## What you need to do
Copy every line from the material below that holds "ArcGIS".

## Extracted records

+ + +

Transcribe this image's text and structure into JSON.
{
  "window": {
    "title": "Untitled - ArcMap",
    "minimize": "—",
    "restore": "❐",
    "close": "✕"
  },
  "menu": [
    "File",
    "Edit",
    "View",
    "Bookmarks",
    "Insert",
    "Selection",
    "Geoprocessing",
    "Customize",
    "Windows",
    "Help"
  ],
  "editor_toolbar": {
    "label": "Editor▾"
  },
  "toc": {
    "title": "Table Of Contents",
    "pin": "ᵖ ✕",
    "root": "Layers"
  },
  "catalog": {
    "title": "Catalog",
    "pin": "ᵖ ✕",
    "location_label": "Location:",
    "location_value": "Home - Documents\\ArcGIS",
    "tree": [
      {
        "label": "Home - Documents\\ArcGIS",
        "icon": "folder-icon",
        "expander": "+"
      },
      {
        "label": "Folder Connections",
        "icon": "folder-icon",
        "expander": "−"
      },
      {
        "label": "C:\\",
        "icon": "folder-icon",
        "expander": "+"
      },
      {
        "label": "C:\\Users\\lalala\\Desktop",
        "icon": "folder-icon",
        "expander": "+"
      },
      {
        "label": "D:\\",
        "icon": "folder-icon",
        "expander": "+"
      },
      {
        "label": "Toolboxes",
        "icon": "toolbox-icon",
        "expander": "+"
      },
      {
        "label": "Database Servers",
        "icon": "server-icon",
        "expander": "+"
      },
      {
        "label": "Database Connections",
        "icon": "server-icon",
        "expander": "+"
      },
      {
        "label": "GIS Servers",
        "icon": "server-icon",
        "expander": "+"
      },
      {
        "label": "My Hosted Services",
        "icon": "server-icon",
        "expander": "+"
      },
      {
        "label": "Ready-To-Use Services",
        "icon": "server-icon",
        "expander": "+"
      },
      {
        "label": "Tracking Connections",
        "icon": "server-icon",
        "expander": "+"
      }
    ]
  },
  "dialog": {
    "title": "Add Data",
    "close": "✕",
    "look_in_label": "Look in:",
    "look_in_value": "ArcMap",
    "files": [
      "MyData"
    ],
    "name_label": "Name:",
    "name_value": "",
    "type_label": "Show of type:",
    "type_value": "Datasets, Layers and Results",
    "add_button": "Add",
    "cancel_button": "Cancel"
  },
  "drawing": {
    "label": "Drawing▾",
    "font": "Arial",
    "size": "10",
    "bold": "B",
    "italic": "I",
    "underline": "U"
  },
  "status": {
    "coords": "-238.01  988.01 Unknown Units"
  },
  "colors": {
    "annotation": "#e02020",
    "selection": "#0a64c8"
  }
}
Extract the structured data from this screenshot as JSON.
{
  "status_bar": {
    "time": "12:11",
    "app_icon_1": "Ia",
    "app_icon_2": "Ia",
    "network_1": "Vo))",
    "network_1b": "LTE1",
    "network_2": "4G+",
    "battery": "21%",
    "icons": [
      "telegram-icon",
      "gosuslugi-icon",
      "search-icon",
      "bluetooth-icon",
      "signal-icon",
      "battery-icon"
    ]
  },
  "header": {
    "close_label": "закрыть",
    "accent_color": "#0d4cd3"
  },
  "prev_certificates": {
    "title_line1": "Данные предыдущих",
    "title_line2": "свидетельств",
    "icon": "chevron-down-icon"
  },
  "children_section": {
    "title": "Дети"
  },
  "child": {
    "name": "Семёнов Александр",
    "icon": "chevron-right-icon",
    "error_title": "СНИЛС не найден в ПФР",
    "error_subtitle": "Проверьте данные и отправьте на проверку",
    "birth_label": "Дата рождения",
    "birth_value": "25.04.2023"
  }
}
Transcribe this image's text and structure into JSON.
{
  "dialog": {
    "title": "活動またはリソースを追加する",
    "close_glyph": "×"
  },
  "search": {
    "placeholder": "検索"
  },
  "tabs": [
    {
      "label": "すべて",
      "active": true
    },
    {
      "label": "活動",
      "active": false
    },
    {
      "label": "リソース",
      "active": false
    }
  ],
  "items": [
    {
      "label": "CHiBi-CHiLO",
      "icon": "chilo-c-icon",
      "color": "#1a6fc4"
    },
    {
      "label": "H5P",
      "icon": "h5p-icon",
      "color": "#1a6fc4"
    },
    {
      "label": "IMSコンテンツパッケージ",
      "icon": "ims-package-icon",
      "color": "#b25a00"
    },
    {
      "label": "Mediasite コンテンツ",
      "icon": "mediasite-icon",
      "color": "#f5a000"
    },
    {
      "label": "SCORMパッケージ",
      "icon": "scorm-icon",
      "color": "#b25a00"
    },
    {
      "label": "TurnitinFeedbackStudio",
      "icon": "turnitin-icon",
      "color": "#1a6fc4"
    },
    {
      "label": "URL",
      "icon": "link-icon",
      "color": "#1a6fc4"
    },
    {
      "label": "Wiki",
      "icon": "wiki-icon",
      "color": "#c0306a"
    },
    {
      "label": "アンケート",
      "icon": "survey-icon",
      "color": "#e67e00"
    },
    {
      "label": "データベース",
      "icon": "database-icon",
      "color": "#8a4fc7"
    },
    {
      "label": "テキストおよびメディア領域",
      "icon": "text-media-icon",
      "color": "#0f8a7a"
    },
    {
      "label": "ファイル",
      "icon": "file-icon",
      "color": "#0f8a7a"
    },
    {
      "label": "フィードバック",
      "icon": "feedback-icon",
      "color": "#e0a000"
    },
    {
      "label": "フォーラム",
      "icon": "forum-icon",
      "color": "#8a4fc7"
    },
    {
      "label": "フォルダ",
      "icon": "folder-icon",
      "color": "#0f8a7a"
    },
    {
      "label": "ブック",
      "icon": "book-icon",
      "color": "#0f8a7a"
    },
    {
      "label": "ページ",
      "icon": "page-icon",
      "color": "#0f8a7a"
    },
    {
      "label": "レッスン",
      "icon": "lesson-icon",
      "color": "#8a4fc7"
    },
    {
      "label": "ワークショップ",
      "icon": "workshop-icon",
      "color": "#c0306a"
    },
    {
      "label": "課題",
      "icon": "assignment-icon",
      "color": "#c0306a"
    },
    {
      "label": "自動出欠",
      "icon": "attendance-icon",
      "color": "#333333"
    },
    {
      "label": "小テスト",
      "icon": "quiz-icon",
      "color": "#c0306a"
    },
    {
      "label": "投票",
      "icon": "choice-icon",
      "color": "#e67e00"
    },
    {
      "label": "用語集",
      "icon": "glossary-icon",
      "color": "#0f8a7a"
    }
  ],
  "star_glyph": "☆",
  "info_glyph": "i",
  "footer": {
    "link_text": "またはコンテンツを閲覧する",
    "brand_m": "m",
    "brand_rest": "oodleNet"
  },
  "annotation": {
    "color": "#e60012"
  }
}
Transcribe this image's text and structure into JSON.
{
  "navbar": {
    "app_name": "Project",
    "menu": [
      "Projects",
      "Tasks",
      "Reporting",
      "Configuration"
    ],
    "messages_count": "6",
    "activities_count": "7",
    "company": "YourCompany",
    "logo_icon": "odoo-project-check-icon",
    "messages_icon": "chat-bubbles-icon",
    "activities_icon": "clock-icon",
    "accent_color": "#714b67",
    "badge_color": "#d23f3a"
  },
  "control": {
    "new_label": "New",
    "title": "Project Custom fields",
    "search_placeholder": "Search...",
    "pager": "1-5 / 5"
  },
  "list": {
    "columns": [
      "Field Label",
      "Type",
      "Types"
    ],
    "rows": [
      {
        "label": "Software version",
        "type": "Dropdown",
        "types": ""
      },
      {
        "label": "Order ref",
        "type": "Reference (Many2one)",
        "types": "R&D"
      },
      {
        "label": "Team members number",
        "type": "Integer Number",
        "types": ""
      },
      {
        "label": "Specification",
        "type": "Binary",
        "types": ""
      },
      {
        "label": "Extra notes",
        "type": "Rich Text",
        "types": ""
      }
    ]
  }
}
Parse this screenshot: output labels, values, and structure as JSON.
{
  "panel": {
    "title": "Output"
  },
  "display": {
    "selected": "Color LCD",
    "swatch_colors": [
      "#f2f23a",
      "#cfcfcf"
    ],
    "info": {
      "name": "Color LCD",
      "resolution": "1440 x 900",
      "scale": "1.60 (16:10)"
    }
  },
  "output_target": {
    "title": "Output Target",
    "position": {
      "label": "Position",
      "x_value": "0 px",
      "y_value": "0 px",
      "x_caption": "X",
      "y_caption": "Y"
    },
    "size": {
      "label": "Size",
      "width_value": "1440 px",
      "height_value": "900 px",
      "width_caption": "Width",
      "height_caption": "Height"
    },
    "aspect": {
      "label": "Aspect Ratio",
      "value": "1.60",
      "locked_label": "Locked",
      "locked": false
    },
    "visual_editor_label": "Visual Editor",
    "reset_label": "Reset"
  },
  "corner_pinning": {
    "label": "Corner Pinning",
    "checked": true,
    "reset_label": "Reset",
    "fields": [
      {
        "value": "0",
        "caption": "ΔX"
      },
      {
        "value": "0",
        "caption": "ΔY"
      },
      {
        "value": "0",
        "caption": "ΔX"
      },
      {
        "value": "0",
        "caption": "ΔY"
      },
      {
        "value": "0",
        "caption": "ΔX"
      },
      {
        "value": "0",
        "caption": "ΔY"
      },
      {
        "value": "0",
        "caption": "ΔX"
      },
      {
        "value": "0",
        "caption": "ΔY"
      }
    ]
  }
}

+ + +

## Full solution
    "location_value": "Home - Documents\\ArcGIS",
        "label": "Home - Documents\\ArcGIS",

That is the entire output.